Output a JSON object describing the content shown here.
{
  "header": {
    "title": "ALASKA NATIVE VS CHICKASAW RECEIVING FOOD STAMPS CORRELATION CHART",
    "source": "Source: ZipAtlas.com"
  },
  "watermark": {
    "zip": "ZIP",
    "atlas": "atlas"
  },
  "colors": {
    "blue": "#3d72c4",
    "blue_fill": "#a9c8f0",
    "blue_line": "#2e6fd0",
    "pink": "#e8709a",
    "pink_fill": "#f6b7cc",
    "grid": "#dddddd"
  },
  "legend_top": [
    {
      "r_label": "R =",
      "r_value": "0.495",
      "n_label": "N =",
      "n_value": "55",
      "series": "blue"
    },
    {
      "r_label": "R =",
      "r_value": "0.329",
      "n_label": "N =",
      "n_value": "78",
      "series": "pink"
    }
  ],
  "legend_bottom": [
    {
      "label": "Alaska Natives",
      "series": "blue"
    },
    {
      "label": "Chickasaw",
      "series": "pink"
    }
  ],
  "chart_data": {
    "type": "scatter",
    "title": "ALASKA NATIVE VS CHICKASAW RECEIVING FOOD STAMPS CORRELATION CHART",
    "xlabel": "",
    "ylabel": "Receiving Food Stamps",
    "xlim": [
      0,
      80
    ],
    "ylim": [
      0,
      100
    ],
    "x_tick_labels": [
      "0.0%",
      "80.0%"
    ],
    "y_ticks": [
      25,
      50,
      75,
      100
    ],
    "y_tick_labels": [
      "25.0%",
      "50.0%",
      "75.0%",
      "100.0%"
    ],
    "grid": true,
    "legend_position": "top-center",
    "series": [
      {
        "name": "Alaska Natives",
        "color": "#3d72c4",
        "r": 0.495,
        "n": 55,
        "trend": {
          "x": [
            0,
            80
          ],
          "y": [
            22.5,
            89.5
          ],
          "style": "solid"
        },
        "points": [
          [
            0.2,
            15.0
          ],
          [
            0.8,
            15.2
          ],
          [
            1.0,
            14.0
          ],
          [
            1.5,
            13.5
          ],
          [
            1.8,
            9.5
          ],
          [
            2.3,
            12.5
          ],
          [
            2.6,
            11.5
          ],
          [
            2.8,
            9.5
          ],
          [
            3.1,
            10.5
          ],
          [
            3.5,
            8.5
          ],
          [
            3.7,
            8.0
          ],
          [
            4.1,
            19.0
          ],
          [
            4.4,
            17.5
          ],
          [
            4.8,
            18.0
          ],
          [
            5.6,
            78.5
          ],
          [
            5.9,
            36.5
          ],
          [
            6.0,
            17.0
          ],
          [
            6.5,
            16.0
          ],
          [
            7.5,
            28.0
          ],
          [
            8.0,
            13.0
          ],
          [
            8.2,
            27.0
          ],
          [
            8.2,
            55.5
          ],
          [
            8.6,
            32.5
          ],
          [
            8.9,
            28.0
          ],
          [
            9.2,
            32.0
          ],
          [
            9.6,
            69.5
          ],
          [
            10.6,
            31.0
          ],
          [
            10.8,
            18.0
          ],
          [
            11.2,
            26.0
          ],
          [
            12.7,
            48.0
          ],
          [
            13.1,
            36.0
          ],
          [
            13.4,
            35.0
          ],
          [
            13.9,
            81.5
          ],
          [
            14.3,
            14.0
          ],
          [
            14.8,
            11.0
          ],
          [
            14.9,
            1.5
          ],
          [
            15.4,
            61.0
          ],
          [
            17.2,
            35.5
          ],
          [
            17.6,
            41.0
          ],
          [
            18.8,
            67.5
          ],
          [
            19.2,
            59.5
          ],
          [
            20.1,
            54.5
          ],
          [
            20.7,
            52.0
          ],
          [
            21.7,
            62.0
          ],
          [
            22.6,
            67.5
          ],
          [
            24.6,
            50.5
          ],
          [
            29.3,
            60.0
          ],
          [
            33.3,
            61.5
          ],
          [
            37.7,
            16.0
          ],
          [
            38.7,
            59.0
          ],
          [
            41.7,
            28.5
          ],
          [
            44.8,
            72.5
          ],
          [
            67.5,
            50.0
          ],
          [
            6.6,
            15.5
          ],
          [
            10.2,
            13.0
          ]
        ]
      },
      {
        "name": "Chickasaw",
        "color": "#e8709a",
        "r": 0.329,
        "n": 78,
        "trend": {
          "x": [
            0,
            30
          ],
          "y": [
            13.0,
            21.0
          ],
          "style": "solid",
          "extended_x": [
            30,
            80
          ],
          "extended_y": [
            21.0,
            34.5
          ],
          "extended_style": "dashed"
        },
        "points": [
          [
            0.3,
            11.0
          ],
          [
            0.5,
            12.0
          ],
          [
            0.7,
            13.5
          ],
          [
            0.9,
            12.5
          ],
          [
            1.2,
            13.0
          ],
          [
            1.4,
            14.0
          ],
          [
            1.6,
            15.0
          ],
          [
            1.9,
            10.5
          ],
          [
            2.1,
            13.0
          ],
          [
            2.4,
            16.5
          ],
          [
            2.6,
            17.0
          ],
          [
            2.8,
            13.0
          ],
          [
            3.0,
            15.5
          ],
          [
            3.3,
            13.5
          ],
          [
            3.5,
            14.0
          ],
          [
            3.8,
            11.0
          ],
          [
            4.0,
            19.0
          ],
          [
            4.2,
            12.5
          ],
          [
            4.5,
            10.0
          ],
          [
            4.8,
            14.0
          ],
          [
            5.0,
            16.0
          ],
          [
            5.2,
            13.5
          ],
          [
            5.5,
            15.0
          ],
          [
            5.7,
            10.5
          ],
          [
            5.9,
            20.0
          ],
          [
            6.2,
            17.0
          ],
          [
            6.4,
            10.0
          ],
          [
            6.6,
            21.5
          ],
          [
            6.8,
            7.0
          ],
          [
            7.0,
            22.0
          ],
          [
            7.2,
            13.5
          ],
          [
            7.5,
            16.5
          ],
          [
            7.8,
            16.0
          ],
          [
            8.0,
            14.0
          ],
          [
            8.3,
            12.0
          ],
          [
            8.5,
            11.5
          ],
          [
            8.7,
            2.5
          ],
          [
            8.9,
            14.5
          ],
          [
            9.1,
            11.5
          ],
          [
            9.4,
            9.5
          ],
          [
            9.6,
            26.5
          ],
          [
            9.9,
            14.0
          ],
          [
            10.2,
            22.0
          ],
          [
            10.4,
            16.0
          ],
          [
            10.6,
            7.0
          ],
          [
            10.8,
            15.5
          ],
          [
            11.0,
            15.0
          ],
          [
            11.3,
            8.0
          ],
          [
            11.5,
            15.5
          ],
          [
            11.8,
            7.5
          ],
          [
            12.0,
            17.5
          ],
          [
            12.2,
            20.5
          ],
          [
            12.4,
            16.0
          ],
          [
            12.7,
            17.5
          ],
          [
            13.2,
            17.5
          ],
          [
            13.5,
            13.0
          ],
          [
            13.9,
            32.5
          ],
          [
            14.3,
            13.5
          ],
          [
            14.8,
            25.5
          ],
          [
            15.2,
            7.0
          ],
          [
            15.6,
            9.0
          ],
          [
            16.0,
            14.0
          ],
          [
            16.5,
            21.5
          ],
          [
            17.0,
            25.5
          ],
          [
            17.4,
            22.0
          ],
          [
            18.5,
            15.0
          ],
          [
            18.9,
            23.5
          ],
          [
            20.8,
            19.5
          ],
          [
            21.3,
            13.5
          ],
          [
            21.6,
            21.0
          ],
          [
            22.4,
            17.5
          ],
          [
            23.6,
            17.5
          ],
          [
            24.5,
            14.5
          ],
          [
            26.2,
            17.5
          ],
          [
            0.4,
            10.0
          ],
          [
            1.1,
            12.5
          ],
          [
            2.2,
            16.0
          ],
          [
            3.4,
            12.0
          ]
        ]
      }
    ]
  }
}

**PROBLEM DESCRIPTION:** Restate the records, all of them, precisely as written.

**TASK ANSWER:**
Output a JSON object describing the content shown here.
{
  "header": {
    "title": "ALASKA NATIVE VS CHICKASAW RECEIVING FOOD STAMPS CORRELATION CHART",
    "source": "Source: ZipAtlas.com"
  },
  "watermark": {
    "zip": "ZIP",
    "atlas": "atlas"
  },
  "colors": {
    "blue": "#3d72c4",
    "blue_fill": "#a9c8f0",
    "blue_line": "#2e6fd0",
    "pink": "#e8709a",
    "pink_fill": "#f6b7cc",
    "grid": "#dddddd"
  },
  "legend_top": [
    {
      "r_label": "R =",
      "r_value": "0.495",
      "n_label": "N =",
      "n_value": "55",
      "series": "blue"
    },
    {
      "r_label": "R =",
      "r_value": "0.329",
      "n_label": "N =",
      "n_value": "78",
      "series": "pink"
    }
  ],
  "legend_bottom": [
    {
      "label": "Alaska Natives",
      "series": "blue"
    },
    {
      "label": "Chickasaw",
      "series": "pink"
    }
  ],
  "chart_data": {
    "type": "scatter",
    "title": "ALASKA NATIVE VS CHICKASAW RECEIVING FOOD STAMPS CORRELATION CHART",
    "xlabel": "",
    "ylabel": "Receiving Food Stamps",
    "xlim": [
      0,
      80
    ],
    "ylim": [
      0,
      100
    ],
    "x_tick_labels": [
      "0.0%",
      "80.0%"
    ],
    "y_ticks": [
      25,
      50,
      75,
      100
    ],
    "y_tick_labels": [
      "25.0%",
      "50.0%",
      "75.0%",
      "100.0%"
    ],
    "grid": true,
    "legend_position": "top-center",
    "series": [
      {
        "name": "Alaska Natives",
        "color": "#3d72c4",
        "r": 0.495,
        "n": 55,
        "trend": {
          "x": [
            0,
            80
          ],
          "y": [
            22.5,
            89.5
          ],
          "style": "solid"
        },
        "points": [
          [
            0.2,
            15.0
          ],
          [
            0.8,
            15.2
          ],
          [
            1.0,
            14.0
          ],
          [
            1.5,
            13.5
          ],
          [
            1.8,
            9.5
          ],
          [
            2.3,
            12.5
          ],
          [
            2.6,
            11.5
          ],
          [
            2.8,
            9.5
          ],
          [
            3.1,
            10.5
          ],
          [
            3.5,
            8.5
          ],
          [
            3.7,
            8.0
          ],
          [
            4.1,
            19.0
          ],
          [
            4.4,
            17.5
          ],
          [
            4.8,
            18.0
          ],
          [
            5.6,
            78.5
          ],
          [
            5.9,
            36.5
          ],
          [
            6.0,
            17.0
          ],
          [
            6.5,
            16.0
          ],
          [
            7.5,
            28.0
          ],
          [
            8.0,
            13.0
          ],
          [
            8.2,
            27.0
          ],
          [
            8.2,
            55.5
          ],
          [
            8.6,
            32.5
          ],
          [
            8.9,
            28.0
          ],
          [
            9.2,
            32.0
          ],
          [
            9.6,
            69.5
          ],
          [
            10.6,
            31.0
          ],
          [
            10.8,
            18.0
          ],
          [
            11.2,
            26.0
          ],
          [
            12.7,
            48.0
          ],
          [
            13.1,
            36.0
          ],
          [
            13.4,
            35.0
          ],
          [
            13.9,
            81.5
          ],
          [
            14.3,
            14.0
          ],
          [
            14.8,
            11.0
          ],
          [
            14.9,
            1.5
          ],
          [
            15.4,
            61.0
          ],
          [
            17.2,
            35.5
          ],
          [
            17.6,
            41.0
          ],
          [
            18.8,
            67.5
          ],
          [
            19.2,
            59.5
          ],
          [
            20.1,
            54.5
          ],
          [
            20.7,
            52.0
          ],
          [
            21.7,
            62.0
          ],
          [
            22.6,
            67.5
          ],
          [
            24.6,
            50.5
          ],
          [
            29.3,
            60.0
          ],
          [
            33.3,
            61.5
          ],
          [
            37.7,
            16.0
          ],
          [
            38.7,
            59.0
          ],
          [
            41.7,
            28.5
          ],
          [
            44.8,
            72.5
          ],
          [
            67.5,
            50.0
          ],
          [
            6.6,
            15.5
          ],
          [
            10.2,
            13.0
          ]
        ]
      },
      {
        "name": "Chickasaw",
        "color": "#e8709a",
        "r": 0.329,
        "n": 78,
        "trend": {
          "x": [
            0,
            30
          ],
          "y": [
            13.0,
            21.0
          ],
          "style": "solid",
          "extended_x": [
            30,
            80
          ],
          "extended_y": [
            21.0,
            34.5
          ],
          "extended_style": "dashed"
        },
        "points": [
          [
            0.3,
            11.0
          ],
          [
            0.5,
            12.0
          ],
          [
            0.7,
            13.5
          ],
          [
            0.9,
            12.5
          ],
          [
            1.2,
            13.0
          ],
          [
            1.4,
            14.0
          ],
          [
            1.6,
            15.0
          ],
          [
            1.9,
            10.5
          ],
          [
            2.1,
            13.0
          ],
          [
            2.4,
            16.5
          ],
          [
            2.6,
            17.0
          ],
          [
            2.8,
            13.0
          ],
          [
            3.0,
            15.5
          ],
          [
            3.3,
            13.5
          ],
          [
            3.5,
            14.0
          ],
          [
            3.8,
            11.0
          ],
          [
            4.0,
            19.0
          ],
          [
            4.2,
            12.5
          ],
          [
            4.5,
            10.0
          ],
          [
            4.8,
            14.0
          ],
          [
            5.0,
            16.0
          ],
          [
            5.2,
            13.5
          ],
          [
            5.5,
            15.0
          ],
          [
            5.7,
            10.5
          ],
          [
            5.9,
            20.0
          ],
          [
            6.2,
            17.0
          ],
          [
            6.4,
            10.0
          ],
          [
            6.6,
            21.5
          ],
          [
            6.8,
            7.0
          ],
          [
            7.0,
            22.0
          ],
          [
            7.2,
            13.5
          ],
          [
            7.5,
            16.5
          ],
          [
            7.8,
            16.0
          ],
          [
            8.0,
            14.0
          ],
          [
            8.3,
            12.0
          ],
          [
            8.5,
            11.5
          ],
          [
            8.7,
            2.5
          ],
          [
            8.9,
            14.5
          ],
          [
            9.1,
            11.5
          ],
          [
            9.4,
            9.5
          ],
          [
            9.6,
            26.5
          ],
          [
            9.9,
            14.0
          ],
          [
            10.2,
            22.0
          ],
          [
            10.4,
            16.0
          ],
          [
            10.6,
            7.0
          ],
          [
            10.8,
            15.5
          ],
          [
            11.0,
            15.0
          ],
          [
            11.3,
            8.0
          ],
          [
            11.5,
            15.5
          ],
          [
            11.8,
            7.5
          ],
          [
            12.0,
            17.5
          ],
          [
            12.2,
            20.5
          ],
          [
            12.4,
            16.0
          ],
          [
            12.7,
            17.5
          ],
          [
            13.2,
            17.5
          ],
          [
            13.5,
            13.0
          ],
          [
            13.9,
            32.5
          ],
          [
            14.3,
            13.5
          ],
          [
            14.8,
            25.5
          ],
          [
            15.2,
            7.0
          ],
          [
            15.6,
            9.0
          ],
          [
            16.0,
            14.0
          ],
          [
            16.5,
            21.5
          ],
          [
            17.0,
            25.5
          ],
          [
            17.4,
            22.0
          ],
          [
            18.5,
            15.0
          ],
          [
            18.9,
            23.5
          ],
          [
            20.8,
            19.5
          ],
          [
            21.3,
            13.5
          ],
          [
            21.6,
            21.0
          ],
          [
            22.4,
            17.5
          ],
          [
            23.6,
            17.5
          ],
          [
            24.5,
            14.5
          ],
          [
            26.2,
            17.5
          ],
          [
            0.4,
            10.0
          ],
          [
            1.1,
            12.5
          ],
          [
            2.2,
            16.0
          ],
          [
            3.4,
            12.0
          ]
        ]
      }
    ]
  }
}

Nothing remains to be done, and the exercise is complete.